Dataset records:

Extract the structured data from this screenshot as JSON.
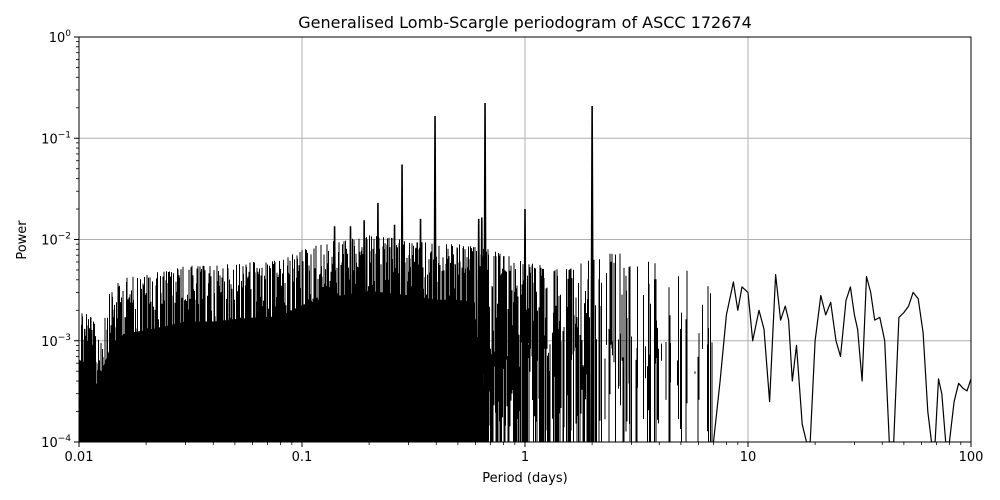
{
  "chart_data": {
    "type": "line",
    "title": "Generalised Lomb-Scargle periodogram of ASCC 172674",
    "xlabel": "Period (days)",
    "ylabel": "Power",
    "xscale": "log",
    "yscale": "log",
    "xlim": [
      0.01,
      100
    ],
    "ylim": [
      0.0001,
      1
    ],
    "grid": true,
    "legend": null,
    "line_color": "#000000",
    "grid_color": "#b0b0b0",
    "x_ticks": [
      {
        "value": 0.01,
        "label": "0.01"
      },
      {
        "value": 0.1,
        "label": "0.1"
      },
      {
        "value": 1,
        "label": "1"
      },
      {
        "value": 10,
        "label": "10"
      },
      {
        "value": 100,
        "label": "100"
      }
    ],
    "y_ticks": [
      {
        "value": 0.0001,
        "base": "10",
        "exp": "−4"
      },
      {
        "value": 0.001,
        "base": "10",
        "exp": "−3"
      },
      {
        "value": 0.01,
        "base": "10",
        "exp": "−2"
      },
      {
        "value": 0.1,
        "base": "10",
        "exp": "−1"
      },
      {
        "value": 1,
        "base": "10",
        "exp": "0"
      }
    ],
    "noise_floor_description": "dense forest of peaks from 0.01 to ~2 d with envelope ~2e-3 to 6e-3; smooth oscillation beyond ~7 d",
    "dominant_peaks": [
      {
        "period": 0.662,
        "power": 0.223
      },
      {
        "period": 2.0,
        "power": 0.208
      },
      {
        "period": 0.395,
        "power": 0.166
      },
      {
        "period": 0.281,
        "power": 0.055
      },
      {
        "period": 0.219,
        "power": 0.023
      },
      {
        "period": 1.0,
        "power": 0.02
      },
      {
        "period": 0.34,
        "power": 0.016
      },
      {
        "period": 0.62,
        "power": 0.016
      },
      {
        "period": 0.64,
        "power": 0.0165
      },
      {
        "period": 0.19,
        "power": 0.0155
      },
      {
        "period": 0.26,
        "power": 0.014
      },
      {
        "period": 0.14,
        "power": 0.0135
      },
      {
        "period": 0.165,
        "power": 0.0135
      }
    ],
    "envelope": {
      "x": [
        0.01,
        0.011,
        0.012,
        0.014,
        0.016,
        0.02,
        0.025,
        0.03,
        0.04,
        0.05,
        0.06,
        0.08,
        0.1,
        0.12,
        0.15,
        0.2,
        0.3,
        0.4,
        0.5,
        0.7,
        1.0,
        1.5,
        2.5,
        3.0,
        4.0,
        5.0,
        7.0
      ],
      "y": [
        0.0023,
        0.0021,
        0.0013,
        0.0033,
        0.0042,
        0.0045,
        0.005,
        0.0055,
        0.0055,
        0.0058,
        0.006,
        0.0062,
        0.008,
        0.009,
        0.01,
        0.011,
        0.01,
        0.009,
        0.009,
        0.008,
        0.006,
        0.005,
        0.008,
        0.007,
        0.006,
        0.0055,
        0.005
      ]
    },
    "tail_curve": {
      "x": [
        7.0,
        7.5,
        8.0,
        8.6,
        9.0,
        9.4,
        10.0,
        10.5,
        11.2,
        11.8,
        12.5,
        13.3,
        14.0,
        14.7,
        15.2,
        15.8,
        16.5,
        17.5,
        18.3,
        19.0,
        20.0,
        21.2,
        22.3,
        23.5,
        24.8,
        26.0,
        27.5,
        28.8,
        30.0,
        31.0,
        32.5,
        34.0,
        35.5,
        37.0,
        39.0,
        41.0,
        43.0,
        45.0,
        47.5,
        50.0,
        52.5,
        55.0,
        58.0,
        61.0,
        64.0,
        66.5,
        69.0,
        71.5,
        74.0,
        77.0,
        80.0,
        84.0,
        88.0,
        92.0,
        96.0,
        100.0
      ],
      "y": [
        0.0001,
        0.0004,
        0.0018,
        0.0038,
        0.002,
        0.0034,
        0.003,
        0.001,
        0.002,
        0.0013,
        0.00025,
        0.0045,
        0.0016,
        0.0022,
        0.0016,
        0.0004,
        0.0009,
        0.00015,
        0.0001,
        0.0001,
        0.001,
        0.0028,
        0.0018,
        0.0024,
        0.001,
        0.0007,
        0.0025,
        0.0034,
        0.0018,
        0.0013,
        0.0004,
        0.0043,
        0.003,
        0.0016,
        0.0017,
        0.001,
        0.0001,
        0.0001,
        0.0017,
        0.0019,
        0.0022,
        0.003,
        0.0026,
        0.0012,
        0.0002,
        0.0001,
        0.0001,
        0.00042,
        0.0003,
        0.0001,
        0.0001,
        0.00025,
        0.00038,
        0.00034,
        0.00032,
        0.00042
      ]
    }
  },
  "text": {
    "title": "Generalised Lomb-Scargle periodogram of ASCC 172674",
    "xlabel": "Period (days)",
    "ylabel": "Power"
  }
}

§ **Stated exercise**:
Transcribe the material exactly, leaving every picture out.

§ **Task solution**:
Extract the structured data from this screenshot as JSON.
{
  "chart_data": {
    "type": "line",
    "title": "Generalised Lomb-Scargle periodogram of ASCC 172674",
    "xlabel": "Period (days)",
    "ylabel": "Power",
    "xscale": "log",
    "yscale": "log",
    "xlim": [
      0.01,
      100
    ],
    "ylim": [
      0.0001,
      1
    ],
    "grid": true,
    "legend": null,
    "line_color": "#000000",
    "grid_color": "#b0b0b0",
    "x_ticks": [
      {
        "value": 0.01,
        "label": "0.01"
      },
      {
        "value": 0.1,
        "label": "0.1"
      },
      {
        "value": 1,
        "label": "1"
      },
      {
        "value": 10,
        "label": "10"
      },
      {
        "value": 100,
        "label": "100"
      }
    ],
    "y_ticks": [
      {
        "value": 0.0001,
        "base": "10",
        "exp": "−4"
      },
      {
        "value": 0.001,
        "base": "10",
        "exp": "−3"
      },
      {
        "value": 0.01,
        "base": "10",
        "exp": "−2"
      },
      {
        "value": 0.1,
        "base": "10",
        "exp": "−1"
      },
      {
        "value": 1,
        "base": "10",
        "exp": "0"
      }
    ],
    "noise_floor_description": "dense forest of peaks from 0.01 to ~2 d with envelope ~2e-3 to 6e-3; smooth oscillation beyond ~7 d",
    "dominant_peaks": [
      {
        "period": 0.662,
        "power": 0.223
      },
      {
        "period": 2.0,
        "power": 0.208
      },
      {
        "period": 0.395,
        "power": 0.166
      },
      {
        "period": 0.281,
        "power": 0.055
      },
      {
        "period": 0.219,
        "power": 0.023
      },
      {
        "period": 1.0,
        "power": 0.02
      },
      {
        "period": 0.34,
        "power": 0.016
      },
      {
        "period": 0.62,
        "power": 0.016
      },
      {
        "period": 0.64,
        "power": 0.0165
      },
      {
        "period": 0.19,
        "power": 0.0155
      },
      {
        "period": 0.26,
        "power": 0.014
      },
      {
        "period": 0.14,
        "power": 0.0135
      },
      {
        "period": 0.165,
        "power": 0.0135
      }
    ],
    "envelope": {
      "x": [
        0.01,
        0.011,
        0.012,
        0.014,
        0.016,
        0.02,
        0.025,
        0.03,
        0.04,
        0.05,
        0.06,
        0.08,
        0.1,
        0.12,
        0.15,
        0.2,
        0.3,
        0.4,
        0.5,
        0.7,
        1.0,
        1.5,
        2.5,
        3.0,
        4.0,
        5.0,
        7.0
      ],
      "y": [
        0.0023,
        0.0021,
        0.0013,
        0.0033,
        0.0042,
        0.0045,
        0.005,
        0.0055,
        0.0055,
        0.0058,
        0.006,
        0.0062,
        0.008,
        0.009,
        0.01,
        0.011,
        0.01,
        0.009,
        0.009,
        0.008,
        0.006,
        0.005,
        0.008,
        0.007,
        0.006,
        0.0055,
        0.005
      ]
    },
    "tail_curve": {
      "x": [
        7.0,
        7.5,
        8.0,
        8.6,
        9.0,
        9.4,
        10.0,
        10.5,
        11.2,
        11.8,
        12.5,
        13.3,
        14.0,
        14.7,
        15.2,
        15.8,
        16.5,
        17.5,
        18.3,
        19.0,
        20.0,
        21.2,
        22.3,
        23.5,
        24.8,
        26.0,
        27.5,
        28.8,
        30.0,
        31.0,
        32.5,
        34.0,
        35.5,
        37.0,
        39.0,
        41.0,
        43.0,
        45.0,
        47.5,
        50.0,
        52.5,
        55.0,
        58.0,
        61.0,
        64.0,
        66.5,
        69.0,
        71.5,
        74.0,
        77.0,
        80.0,
        84.0,
        88.0,
        92.0,
        96.0,
        100.0
      ],
      "y": [
        0.0001,
        0.0004,
        0.0018,
        0.0038,
        0.002,
        0.0034,
        0.003,
        0.001,
        0.002,
        0.0013,
        0.00025,
        0.0045,
        0.0016,
        0.0022,
        0.0016,
        0.0004,
        0.0009,
        0.00015,
        0.0001,
        0.0001,
        0.001,
        0.0028,
        0.0018,
        0.0024,
        0.001,
        0.0007,
        0.0025,
        0.0034,
        0.0018,
        0.0013,
        0.0004,
        0.0043,
        0.003,
        0.0016,
        0.0017,
        0.001,
        0.0001,
        0.0001,
        0.0017,
        0.0019,
        0.0022,
        0.003,
        0.0026,
        0.0012,
        0.0002,
        0.0001,
        0.0001,
        0.00042,
        0.0003,
        0.0001,
        0.0001,
        0.00025,
        0.00038,
        0.00034,
        0.00032,
        0.00042
      ]
    }
  },
  "text": {
    "title": "Generalised Lomb-Scargle periodogram of ASCC 172674",
    "xlabel": "Period (days)",
    "ylabel": "Power"
  }
}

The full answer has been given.